_WHAT YOU WILL DO_
All of the records below need to be copied exactly.

Dataset records:
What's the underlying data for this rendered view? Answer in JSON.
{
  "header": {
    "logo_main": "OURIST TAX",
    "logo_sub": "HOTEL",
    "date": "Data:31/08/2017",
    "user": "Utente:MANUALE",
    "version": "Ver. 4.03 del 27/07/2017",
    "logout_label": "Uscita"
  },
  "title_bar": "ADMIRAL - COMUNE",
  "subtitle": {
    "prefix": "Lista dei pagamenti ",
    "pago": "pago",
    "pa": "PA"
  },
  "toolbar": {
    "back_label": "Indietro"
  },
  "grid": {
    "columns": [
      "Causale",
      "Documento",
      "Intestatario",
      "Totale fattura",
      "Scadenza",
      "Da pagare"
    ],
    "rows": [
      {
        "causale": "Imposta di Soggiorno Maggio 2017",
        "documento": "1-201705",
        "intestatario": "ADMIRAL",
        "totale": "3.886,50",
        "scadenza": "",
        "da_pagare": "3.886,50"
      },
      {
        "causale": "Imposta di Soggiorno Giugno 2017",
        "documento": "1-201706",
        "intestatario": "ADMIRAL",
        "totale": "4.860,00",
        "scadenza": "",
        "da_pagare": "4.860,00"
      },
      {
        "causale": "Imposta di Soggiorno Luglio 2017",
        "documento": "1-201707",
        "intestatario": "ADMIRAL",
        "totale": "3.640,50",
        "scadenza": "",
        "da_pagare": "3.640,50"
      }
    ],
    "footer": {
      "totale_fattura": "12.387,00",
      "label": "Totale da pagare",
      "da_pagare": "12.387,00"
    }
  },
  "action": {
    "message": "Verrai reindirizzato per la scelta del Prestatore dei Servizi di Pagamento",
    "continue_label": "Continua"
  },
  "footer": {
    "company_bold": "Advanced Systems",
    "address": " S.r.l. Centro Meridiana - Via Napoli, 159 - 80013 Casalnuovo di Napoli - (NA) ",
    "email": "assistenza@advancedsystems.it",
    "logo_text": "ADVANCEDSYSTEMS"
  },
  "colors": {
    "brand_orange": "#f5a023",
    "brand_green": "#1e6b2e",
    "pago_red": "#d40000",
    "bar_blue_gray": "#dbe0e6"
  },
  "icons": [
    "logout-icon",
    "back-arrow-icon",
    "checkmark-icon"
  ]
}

_TASK ANSWER_
What's the underlying data for this rendered view? Answer in JSON.
{
  "header": {
    "logo_main": "OURIST TAX",
    "logo_sub": "HOTEL",
    "date": "Data:31/08/2017",
    "user": "Utente:MANUALE",
    "version": "Ver. 4.03 del 27/07/2017",
    "logout_label": "Uscita"
  },
  "title_bar": "ADMIRAL - COMUNE",
  "subtitle": {
    "prefix": "Lista dei pagamenti ",
    "pago": "pago",
    "pa": "PA"
  },
  "toolbar": {
    "back_label": "Indietro"
  },
  "grid": {
    "columns": [
      "Causale",
      "Documento",
      "Intestatario",
      "Totale fattura",
      "Scadenza",
      "Da pagare"
    ],
    "rows": [
      {
        "causale": "Imposta di Soggiorno Maggio 2017",
        "documento": "1-201705",
        "intestatario": "ADMIRAL",
        "totale": "3.886,50",
        "scadenza": "",
        "da_pagare": "3.886,50"
      },
      {
        "causale": "Imposta di Soggiorno Giugno 2017",
        "documento": "1-201706",
        "intestatario": "ADMIRAL",
        "totale": "4.860,00",
        "scadenza": "",
        "da_pagare": "4.860,00"
      },
      {
        "causale": "Imposta di Soggiorno Luglio 2017",
        "documento": "1-201707",
        "intestatario": "ADMIRAL",
        "totale": "3.640,50",
        "scadenza": "",
        "da_pagare": "3.640,50"
      }
    ],
    "footer": {
      "totale_fattura": "12.387,00",
      "label": "Totale da pagare",
      "da_pagare": "12.387,00"
    }
  },
  "action": {
    "message": "Verrai reindirizzato per la scelta del Prestatore dei Servizi di Pagamento",
    "continue_label": "Continua"
  },
  "footer": {
    "company_bold": "Advanced Systems",
    "address": " S.r.l. Centro Meridiana - Via Napoli, 159 - 80013 Casalnuovo di Napoli - (NA) ",
    "email": "assistenza@advancedsystems.it",
    "logo_text": "ADVANCEDSYSTEMS"
  },
  "colors": {
    "brand_orange": "#f5a023",
    "brand_green": "#1e6b2e",
    "pago_red": "#d40000",
    "bar_blue_gray": "#dbe0e6"
  },
  "icons": [
    "logout-icon",
    "back-arrow-icon",
    "checkmark-icon"
  ]
}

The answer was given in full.